▸ **Given problem**
Send each entry back exactly as given, pictures excluded.

▸ **Data shown**
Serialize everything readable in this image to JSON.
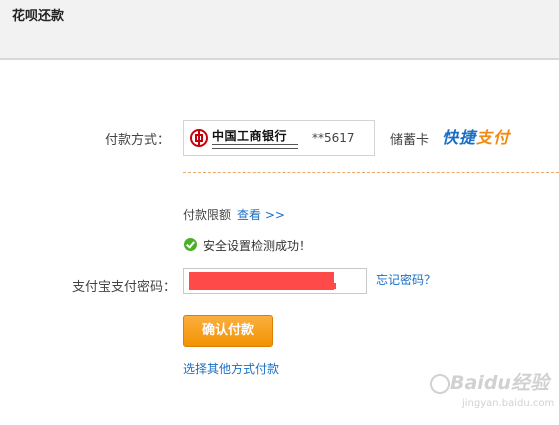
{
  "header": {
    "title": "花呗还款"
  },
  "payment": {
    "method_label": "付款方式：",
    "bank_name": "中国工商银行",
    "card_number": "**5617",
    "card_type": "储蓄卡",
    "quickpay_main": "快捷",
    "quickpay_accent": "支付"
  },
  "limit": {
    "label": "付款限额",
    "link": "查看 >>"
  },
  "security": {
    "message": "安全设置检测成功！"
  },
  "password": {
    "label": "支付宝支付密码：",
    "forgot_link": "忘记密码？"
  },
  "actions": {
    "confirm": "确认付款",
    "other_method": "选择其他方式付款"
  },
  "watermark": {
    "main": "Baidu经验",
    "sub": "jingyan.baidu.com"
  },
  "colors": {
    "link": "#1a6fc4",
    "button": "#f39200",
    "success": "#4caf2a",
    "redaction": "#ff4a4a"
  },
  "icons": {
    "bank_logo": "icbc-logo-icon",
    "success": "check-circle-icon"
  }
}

▸ **Task response**
Serialize everything readable in this image to JSON.
{
  "header": {
    "title": "花呗还款"
  },
  "payment": {
    "method_label": "付款方式：",
    "bank_name": "中国工商银行",
    "card_number": "**5617",
    "card_type": "储蓄卡",
    "quickpay_main": "快捷",
    "quickpay_accent": "支付"
  },
  "limit": {
    "label": "付款限额",
    "link": "查看 >>"
  },
  "security": {
    "message": "安全设置检测成功！"
  },
  "password": {
    "label": "支付宝支付密码：",
    "forgot_link": "忘记密码？"
  },
  "actions": {
    "confirm": "确认付款",
    "other_method": "选择其他方式付款"
  },
  "watermark": {
    "main": "Baidu经验",
    "sub": "jingyan.baidu.com"
  },
  "colors": {
    "link": "#1a6fc4",
    "button": "#f39200",
    "success": "#4caf2a",
    "redaction": "#ff4a4a"
  },
  "icons": {
    "bank_logo": "icbc-logo-icon",
    "success": "check-circle-icon"
  }
}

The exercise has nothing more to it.